WORK TO BE COMPLETED: All records should be reproduced verbatim.
▬▬▬▬▬▬▬▬▬▬
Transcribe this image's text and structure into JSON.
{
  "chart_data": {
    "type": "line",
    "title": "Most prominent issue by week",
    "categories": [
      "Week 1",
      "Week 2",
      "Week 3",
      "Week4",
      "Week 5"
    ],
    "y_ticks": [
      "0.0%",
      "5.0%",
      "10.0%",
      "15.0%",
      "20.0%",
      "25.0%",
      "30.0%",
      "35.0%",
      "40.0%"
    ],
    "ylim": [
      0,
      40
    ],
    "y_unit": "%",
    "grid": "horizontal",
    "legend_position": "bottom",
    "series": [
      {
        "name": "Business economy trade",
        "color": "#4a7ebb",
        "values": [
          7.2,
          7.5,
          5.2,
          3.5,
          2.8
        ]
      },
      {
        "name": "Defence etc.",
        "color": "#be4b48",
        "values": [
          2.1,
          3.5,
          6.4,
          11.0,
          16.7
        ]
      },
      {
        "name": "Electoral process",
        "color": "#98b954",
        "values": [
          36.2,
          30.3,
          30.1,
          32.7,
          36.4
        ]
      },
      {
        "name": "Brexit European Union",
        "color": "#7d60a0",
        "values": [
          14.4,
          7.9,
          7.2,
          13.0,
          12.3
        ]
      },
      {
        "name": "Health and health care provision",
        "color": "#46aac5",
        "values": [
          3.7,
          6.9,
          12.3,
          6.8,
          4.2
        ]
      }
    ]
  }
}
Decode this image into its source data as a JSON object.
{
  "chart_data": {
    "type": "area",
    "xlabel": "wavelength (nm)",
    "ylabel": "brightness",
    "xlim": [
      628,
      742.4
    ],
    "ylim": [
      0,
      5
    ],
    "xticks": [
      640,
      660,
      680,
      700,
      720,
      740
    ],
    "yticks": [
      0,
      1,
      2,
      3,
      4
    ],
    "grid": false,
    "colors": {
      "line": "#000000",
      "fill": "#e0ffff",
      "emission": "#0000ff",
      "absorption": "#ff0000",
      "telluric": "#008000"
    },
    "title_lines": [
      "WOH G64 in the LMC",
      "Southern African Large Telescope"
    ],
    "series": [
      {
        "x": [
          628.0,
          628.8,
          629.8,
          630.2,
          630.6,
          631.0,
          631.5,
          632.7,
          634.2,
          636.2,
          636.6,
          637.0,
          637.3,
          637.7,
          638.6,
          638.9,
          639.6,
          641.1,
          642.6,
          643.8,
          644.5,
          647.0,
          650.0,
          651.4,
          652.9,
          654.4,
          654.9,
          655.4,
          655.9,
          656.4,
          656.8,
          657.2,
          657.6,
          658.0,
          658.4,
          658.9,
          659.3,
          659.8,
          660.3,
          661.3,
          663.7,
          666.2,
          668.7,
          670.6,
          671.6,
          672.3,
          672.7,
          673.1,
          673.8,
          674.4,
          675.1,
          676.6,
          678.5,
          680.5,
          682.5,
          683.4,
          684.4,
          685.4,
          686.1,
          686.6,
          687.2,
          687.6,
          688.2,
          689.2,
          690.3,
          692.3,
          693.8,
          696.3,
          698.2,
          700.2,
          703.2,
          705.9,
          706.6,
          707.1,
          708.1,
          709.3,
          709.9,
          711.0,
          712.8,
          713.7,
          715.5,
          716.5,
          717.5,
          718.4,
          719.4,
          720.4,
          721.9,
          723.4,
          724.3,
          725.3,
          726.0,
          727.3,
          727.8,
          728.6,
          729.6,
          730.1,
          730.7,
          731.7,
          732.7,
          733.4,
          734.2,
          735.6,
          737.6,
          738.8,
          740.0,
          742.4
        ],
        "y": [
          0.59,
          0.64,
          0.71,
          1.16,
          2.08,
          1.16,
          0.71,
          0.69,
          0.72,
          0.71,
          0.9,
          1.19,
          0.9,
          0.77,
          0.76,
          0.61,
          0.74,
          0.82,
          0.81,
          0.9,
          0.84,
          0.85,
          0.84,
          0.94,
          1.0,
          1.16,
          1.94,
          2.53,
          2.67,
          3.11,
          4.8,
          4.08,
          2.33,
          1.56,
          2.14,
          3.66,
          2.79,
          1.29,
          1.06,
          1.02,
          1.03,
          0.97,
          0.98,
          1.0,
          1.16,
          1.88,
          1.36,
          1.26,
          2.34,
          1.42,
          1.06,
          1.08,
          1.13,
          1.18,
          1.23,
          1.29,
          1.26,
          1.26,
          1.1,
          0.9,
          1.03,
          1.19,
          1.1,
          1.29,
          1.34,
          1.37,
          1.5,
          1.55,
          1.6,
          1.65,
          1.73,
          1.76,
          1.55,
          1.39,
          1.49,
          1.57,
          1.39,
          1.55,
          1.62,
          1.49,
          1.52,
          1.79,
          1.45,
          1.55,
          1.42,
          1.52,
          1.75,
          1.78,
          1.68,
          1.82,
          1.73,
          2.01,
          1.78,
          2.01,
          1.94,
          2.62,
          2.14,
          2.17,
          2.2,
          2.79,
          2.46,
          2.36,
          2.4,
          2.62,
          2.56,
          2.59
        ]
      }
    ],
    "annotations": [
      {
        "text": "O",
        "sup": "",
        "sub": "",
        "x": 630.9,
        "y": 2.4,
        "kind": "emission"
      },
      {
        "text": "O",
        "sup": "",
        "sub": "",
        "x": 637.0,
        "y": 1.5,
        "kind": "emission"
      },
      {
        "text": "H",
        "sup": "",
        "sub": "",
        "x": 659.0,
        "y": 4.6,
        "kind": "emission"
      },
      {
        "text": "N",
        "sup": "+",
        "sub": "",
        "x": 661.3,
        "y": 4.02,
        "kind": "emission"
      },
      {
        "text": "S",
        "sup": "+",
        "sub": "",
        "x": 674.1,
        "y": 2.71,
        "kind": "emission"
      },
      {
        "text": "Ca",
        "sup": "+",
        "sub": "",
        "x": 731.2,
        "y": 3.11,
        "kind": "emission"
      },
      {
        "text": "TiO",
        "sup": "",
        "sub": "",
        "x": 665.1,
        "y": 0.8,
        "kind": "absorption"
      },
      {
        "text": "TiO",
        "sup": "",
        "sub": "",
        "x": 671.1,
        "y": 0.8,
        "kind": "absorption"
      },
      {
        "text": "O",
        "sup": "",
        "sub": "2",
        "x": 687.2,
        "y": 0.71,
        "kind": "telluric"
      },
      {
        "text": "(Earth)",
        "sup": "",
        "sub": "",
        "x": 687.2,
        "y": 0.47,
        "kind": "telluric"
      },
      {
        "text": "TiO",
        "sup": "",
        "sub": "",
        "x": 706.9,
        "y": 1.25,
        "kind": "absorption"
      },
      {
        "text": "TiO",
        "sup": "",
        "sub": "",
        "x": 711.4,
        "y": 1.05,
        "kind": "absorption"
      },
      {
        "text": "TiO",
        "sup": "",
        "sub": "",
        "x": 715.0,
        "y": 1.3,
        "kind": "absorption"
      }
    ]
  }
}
▬▬▬▬▬▬▬▬▬▬
RESPONSE TO THE TASK:
Transcribe this image's text and structure into JSON.
{
  "chart_data": {
    "type": "line",
    "title": "Most prominent issue by week",
    "categories": [
      "Week 1",
      "Week 2",
      "Week 3",
      "Week4",
      "Week 5"
    ],
    "y_ticks": [
      "0.0%",
      "5.0%",
      "10.0%",
      "15.0%",
      "20.0%",
      "25.0%",
      "30.0%",
      "35.0%",
      "40.0%"
    ],
    "ylim": [
      0,
      40
    ],
    "y_unit": "%",
    "grid": "horizontal",
    "legend_position": "bottom",
    "series": [
      {
        "name": "Business economy trade",
        "color": "#4a7ebb",
        "values": [
          7.2,
          7.5,
          5.2,
          3.5,
          2.8
        ]
      },
      {
        "name": "Defence etc.",
        "color": "#be4b48",
        "values": [
          2.1,
          3.5,
          6.4,
          11.0,
          16.7
        ]
      },
      {
        "name": "Electoral process",
        "color": "#98b954",
        "values": [
          36.2,
          30.3,
          30.1,
          32.7,
          36.4
        ]
      },
      {
        "name": "Brexit European Union",
        "color": "#7d60a0",
        "values": [
          14.4,
          7.9,
          7.2,
          13.0,
          12.3
        ]
      },
      {
        "name": "Health and health care provision",
        "color": "#46aac5",
        "values": [
          3.7,
          6.9,
          12.3,
          6.8,
          4.2
        ]
      }
    ]
  }
}
Decode this image into its source data as a JSON object.
{
  "chart_data": {
    "type": "area",
    "xlabel": "wavelength (nm)",
    "ylabel": "brightness",
    "xlim": [
      628,
      742.4
    ],
    "ylim": [
      0,
      5
    ],
    "xticks": [
      640,
      660,
      680,
      700,
      720,
      740
    ],
    "yticks": [
      0,
      1,
      2,
      3,
      4
    ],
    "grid": false,
    "colors": {
      "line": "#000000",
      "fill": "#e0ffff",
      "emission": "#0000ff",
      "absorption": "#ff0000",
      "telluric": "#008000"
    },
    "title_lines": [
      "WOH G64 in the LMC",
      "Southern African Large Telescope"
    ],
    "series": [
      {
        "x": [
          628.0,
          628.8,
          629.8,
          630.2,
          630.6,
          631.0,
          631.5,
          632.7,
          634.2,
          636.2,
          636.6,
          637.0,
          637.3,
          637.7,
          638.6,
          638.9,
          639.6,
          641.1,
          642.6,
          643.8,
          644.5,
          647.0,
          650.0,
          651.4,
          652.9,
          654.4,
          654.9,
          655.4,
          655.9,
          656.4,
          656.8,
          657.2,
          657.6,
          658.0,
          658.4,
          658.9,
          659.3,
          659.8,
          660.3,
          661.3,
          663.7,
          666.2,
          668.7,
          670.6,
          671.6,
          672.3,
          672.7,
          673.1,
          673.8,
          674.4,
          675.1,
          676.6,
          678.5,
          680.5,
          682.5,
          683.4,
          684.4,
          685.4,
          686.1,
          686.6,
          687.2,
          687.6,
          688.2,
          689.2,
          690.3,
          692.3,
          693.8,
          696.3,
          698.2,
          700.2,
          703.2,
          705.9,
          706.6,
          707.1,
          708.1,
          709.3,
          709.9,
          711.0,
          712.8,
          713.7,
          715.5,
          716.5,
          717.5,
          718.4,
          719.4,
          720.4,
          721.9,
          723.4,
          724.3,
          725.3,
          726.0,
          727.3,
          727.8,
          728.6,
          729.6,
          730.1,
          730.7,
          731.7,
          732.7,
          733.4,
          734.2,
          735.6,
          737.6,
          738.8,
          740.0,
          742.4
        ],
        "y": [
          0.59,
          0.64,
          0.71,
          1.16,
          2.08,
          1.16,
          0.71,
          0.69,
          0.72,
          0.71,
          0.9,
          1.19,
          0.9,
          0.77,
          0.76,
          0.61,
          0.74,
          0.82,
          0.81,
          0.9,
          0.84,
          0.85,
          0.84,
          0.94,
          1.0,
          1.16,
          1.94,
          2.53,
          2.67,
          3.11,
          4.8,
          4.08,
          2.33,
          1.56,
          2.14,
          3.66,
          2.79,
          1.29,
          1.06,
          1.02,
          1.03,
          0.97,
          0.98,
          1.0,
          1.16,
          1.88,
          1.36,
          1.26,
          2.34,
          1.42,
          1.06,
          1.08,
          1.13,
          1.18,
          1.23,
          1.29,
          1.26,
          1.26,
          1.1,
          0.9,
          1.03,
          1.19,
          1.1,
          1.29,
          1.34,
          1.37,
          1.5,
          1.55,
          1.6,
          1.65,
          1.73,
          1.76,
          1.55,
          1.39,
          1.49,
          1.57,
          1.39,
          1.55,
          1.62,
          1.49,
          1.52,
          1.79,
          1.45,
          1.55,
          1.42,
          1.52,
          1.75,
          1.78,
          1.68,
          1.82,
          1.73,
          2.01,
          1.78,
          2.01,
          1.94,
          2.62,
          2.14,
          2.17,
          2.2,
          2.79,
          2.46,
          2.36,
          2.4,
          2.62,
          2.56,
          2.59
        ]
      }
    ],
    "annotations": [
      {
        "text": "O",
        "sup": "",
        "sub": "",
        "x": 630.9,
        "y": 2.4,
        "kind": "emission"
      },
      {
        "text": "O",
        "sup": "",
        "sub": "",
        "x": 637.0,
        "y": 1.5,
        "kind": "emission"
      },
      {
        "text": "H",
        "sup": "",
        "sub": "",
        "x": 659.0,
        "y": 4.6,
        "kind": "emission"
      },
      {
        "text": "N",
        "sup": "+",
        "sub": "",
        "x": 661.3,
        "y": 4.02,
        "kind": "emission"
      },
      {
        "text": "S",
        "sup": "+",
        "sub": "",
        "x": 674.1,
        "y": 2.71,
        "kind": "emission"
      },
      {
        "text": "Ca",
        "sup": "+",
        "sub": "",
        "x": 731.2,
        "y": 3.11,
        "kind": "emission"
      },
      {
        "text": "TiO",
        "sup": "",
        "sub": "",
        "x": 665.1,
        "y": 0.8,
        "kind": "absorption"
      },
      {
        "text": "TiO",
        "sup": "",
        "sub": "",
        "x": 671.1,
        "y": 0.8,
        "kind": "absorption"
      },
      {
        "text": "O",
        "sup": "",
        "sub": "2",
        "x": 687.2,
        "y": 0.71,
        "kind": "telluric"
      },
      {
        "text": "(Earth)",
        "sup": "",
        "sub": "",
        "x": 687.2,
        "y": 0.47,
        "kind": "telluric"
      },
      {
        "text": "TiO",
        "sup": "",
        "sub": "",
        "x": 706.9,
        "y": 1.25,
        "kind": "absorption"
      },
      {
        "text": "TiO",
        "sup": "",
        "sub": "",
        "x": 711.4,
        "y": 1.05,
        "kind": "absorption"
      },
      {
        "text": "TiO",
        "sup": "",
        "sub": "",
        "x": 715.0,
        "y": 1.3,
        "kind": "absorption"
      }
    ]
  }
}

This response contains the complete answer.